-- Start --

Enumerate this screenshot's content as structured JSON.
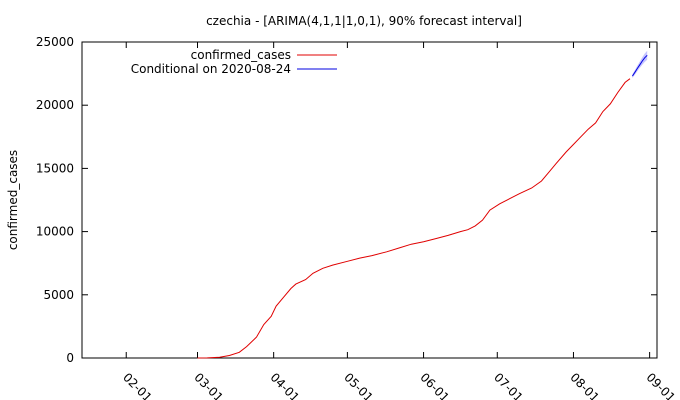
{
  "chart_data": {
    "type": "line",
    "title": "czechia -  [ARIMA(4,1,1|1,0,1), 90% forecast interval]",
    "ylabel": "confirmed_cases",
    "xlabel": "",
    "xlim": [
      "2020-01-14",
      "2020-09-04"
    ],
    "ylim": [
      0,
      25000
    ],
    "y_ticks": [
      0,
      5000,
      10000,
      15000,
      20000,
      25000
    ],
    "x_ticks": [
      {
        "date": "2020-02-01",
        "label": "02-01"
      },
      {
        "date": "2020-03-01",
        "label": "03-01"
      },
      {
        "date": "2020-04-01",
        "label": "04-01"
      },
      {
        "date": "2020-05-01",
        "label": "05-01"
      },
      {
        "date": "2020-06-01",
        "label": "06-01"
      },
      {
        "date": "2020-07-01",
        "label": "07-01"
      },
      {
        "date": "2020-08-01",
        "label": "08-01"
      },
      {
        "date": "2020-09-01",
        "label": "09-01"
      }
    ],
    "grid": false,
    "legend_position": "top-left",
    "series": [
      {
        "name": "confirmed_cases",
        "color": "#e00000",
        "points": [
          [
            "2020-03-01",
            0
          ],
          [
            "2020-03-05",
            10
          ],
          [
            "2020-03-10",
            60
          ],
          [
            "2020-03-14",
            200
          ],
          [
            "2020-03-18",
            450
          ],
          [
            "2020-03-21",
            900
          ],
          [
            "2020-03-25",
            1650
          ],
          [
            "2020-03-28",
            2650
          ],
          [
            "2020-03-31",
            3300
          ],
          [
            "2020-04-02",
            4100
          ],
          [
            "2020-04-05",
            4800
          ],
          [
            "2020-04-08",
            5500
          ],
          [
            "2020-04-10",
            5850
          ],
          [
            "2020-04-14",
            6200
          ],
          [
            "2020-04-17",
            6700
          ],
          [
            "2020-04-21",
            7100
          ],
          [
            "2020-04-25",
            7350
          ],
          [
            "2020-05-01",
            7650
          ],
          [
            "2020-05-06",
            7900
          ],
          [
            "2020-05-11",
            8100
          ],
          [
            "2020-05-17",
            8400
          ],
          [
            "2020-05-22",
            8700
          ],
          [
            "2020-05-27",
            9000
          ],
          [
            "2020-06-01",
            9200
          ],
          [
            "2020-06-06",
            9450
          ],
          [
            "2020-06-11",
            9700
          ],
          [
            "2020-06-16",
            10000
          ],
          [
            "2020-06-19",
            10150
          ],
          [
            "2020-06-22",
            10450
          ],
          [
            "2020-06-25",
            10900
          ],
          [
            "2020-06-28",
            11700
          ],
          [
            "2020-07-02",
            12200
          ],
          [
            "2020-07-06",
            12600
          ],
          [
            "2020-07-10",
            13000
          ],
          [
            "2020-07-15",
            13450
          ],
          [
            "2020-07-19",
            14000
          ],
          [
            "2020-07-22",
            14700
          ],
          [
            "2020-07-25",
            15400
          ],
          [
            "2020-07-29",
            16300
          ],
          [
            "2020-08-01",
            16900
          ],
          [
            "2020-08-04",
            17500
          ],
          [
            "2020-08-07",
            18100
          ],
          [
            "2020-08-10",
            18600
          ],
          [
            "2020-08-13",
            19500
          ],
          [
            "2020-08-16",
            20100
          ],
          [
            "2020-08-19",
            21000
          ],
          [
            "2020-08-22",
            21800
          ],
          [
            "2020-08-24",
            22100
          ]
        ]
      },
      {
        "name": "Conditional on 2020-08-24",
        "color": "#0000e0",
        "band_color": "#c4c4ff",
        "points": [
          [
            "2020-08-25",
            22300
          ],
          [
            "2020-08-26",
            22600
          ],
          [
            "2020-08-27",
            22900
          ],
          [
            "2020-08-28",
            23200
          ],
          [
            "2020-08-29",
            23500
          ],
          [
            "2020-08-30",
            23750
          ],
          [
            "2020-08-31",
            23950
          ]
        ],
        "band": [
          [
            "2020-08-25",
            22150,
            22450
          ],
          [
            "2020-08-26",
            22420,
            22780
          ],
          [
            "2020-08-27",
            22680,
            23120
          ],
          [
            "2020-08-28",
            22950,
            23450
          ],
          [
            "2020-08-29",
            23200,
            23800
          ],
          [
            "2020-08-30",
            23420,
            24080
          ],
          [
            "2020-08-31",
            23600,
            24300
          ]
        ]
      }
    ]
  }
}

-- End --

**Directive:**
Each line that has the word "date" counts once. How many such lines are in the data? Give the number alone.

**Result below:**
8